START TASK INPUT

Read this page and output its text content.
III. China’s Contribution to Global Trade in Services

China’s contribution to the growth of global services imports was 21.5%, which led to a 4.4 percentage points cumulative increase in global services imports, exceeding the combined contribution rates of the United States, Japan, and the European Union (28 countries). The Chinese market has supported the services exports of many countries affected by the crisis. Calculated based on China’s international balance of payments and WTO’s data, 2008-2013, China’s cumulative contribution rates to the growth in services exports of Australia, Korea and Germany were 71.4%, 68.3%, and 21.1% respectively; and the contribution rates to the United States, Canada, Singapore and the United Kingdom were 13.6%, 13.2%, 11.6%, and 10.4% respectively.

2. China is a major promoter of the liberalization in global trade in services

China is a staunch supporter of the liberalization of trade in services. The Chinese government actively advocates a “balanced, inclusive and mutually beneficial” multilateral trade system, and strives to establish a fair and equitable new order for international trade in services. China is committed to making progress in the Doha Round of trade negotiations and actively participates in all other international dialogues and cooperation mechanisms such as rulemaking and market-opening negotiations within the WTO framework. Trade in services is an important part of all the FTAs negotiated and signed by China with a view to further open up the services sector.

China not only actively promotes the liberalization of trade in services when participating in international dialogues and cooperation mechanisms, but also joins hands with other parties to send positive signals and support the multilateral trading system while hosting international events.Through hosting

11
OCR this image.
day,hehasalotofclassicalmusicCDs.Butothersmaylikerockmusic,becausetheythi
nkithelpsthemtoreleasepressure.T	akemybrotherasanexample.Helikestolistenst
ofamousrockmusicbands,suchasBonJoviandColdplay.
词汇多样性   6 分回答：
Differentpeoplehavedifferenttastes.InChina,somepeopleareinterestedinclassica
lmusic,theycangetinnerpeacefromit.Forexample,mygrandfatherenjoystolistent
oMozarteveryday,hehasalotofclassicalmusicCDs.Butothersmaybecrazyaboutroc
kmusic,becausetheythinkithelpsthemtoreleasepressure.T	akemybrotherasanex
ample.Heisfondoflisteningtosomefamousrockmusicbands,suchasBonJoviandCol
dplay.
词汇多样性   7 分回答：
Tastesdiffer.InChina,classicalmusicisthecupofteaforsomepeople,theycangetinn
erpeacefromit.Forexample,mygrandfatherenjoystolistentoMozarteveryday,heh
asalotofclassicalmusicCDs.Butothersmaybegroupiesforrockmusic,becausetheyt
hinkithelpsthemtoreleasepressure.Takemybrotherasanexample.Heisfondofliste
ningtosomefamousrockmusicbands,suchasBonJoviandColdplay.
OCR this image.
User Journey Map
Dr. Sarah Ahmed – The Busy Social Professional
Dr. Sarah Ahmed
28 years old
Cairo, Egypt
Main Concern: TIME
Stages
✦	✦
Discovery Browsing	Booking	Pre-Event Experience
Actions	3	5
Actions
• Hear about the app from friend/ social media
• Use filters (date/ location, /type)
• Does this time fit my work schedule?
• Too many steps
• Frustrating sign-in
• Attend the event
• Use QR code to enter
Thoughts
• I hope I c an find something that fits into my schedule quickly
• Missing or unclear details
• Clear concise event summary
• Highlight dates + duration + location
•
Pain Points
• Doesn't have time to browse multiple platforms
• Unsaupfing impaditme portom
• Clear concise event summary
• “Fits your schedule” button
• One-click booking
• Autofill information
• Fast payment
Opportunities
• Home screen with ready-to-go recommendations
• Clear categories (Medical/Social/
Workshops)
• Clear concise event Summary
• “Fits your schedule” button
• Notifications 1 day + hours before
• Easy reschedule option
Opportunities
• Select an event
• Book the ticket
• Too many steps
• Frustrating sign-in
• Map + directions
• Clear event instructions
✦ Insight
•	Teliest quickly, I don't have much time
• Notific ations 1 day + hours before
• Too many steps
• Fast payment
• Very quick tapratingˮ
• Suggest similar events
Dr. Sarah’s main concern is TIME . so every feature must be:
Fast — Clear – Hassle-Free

END TASK INPUT

● DIRECTIVE
Consider the entries above and return each line with the string "hours".

● WRITTEN ANSWER
• Notifications 1 day + hours before
• Notific ations 1 day + hours before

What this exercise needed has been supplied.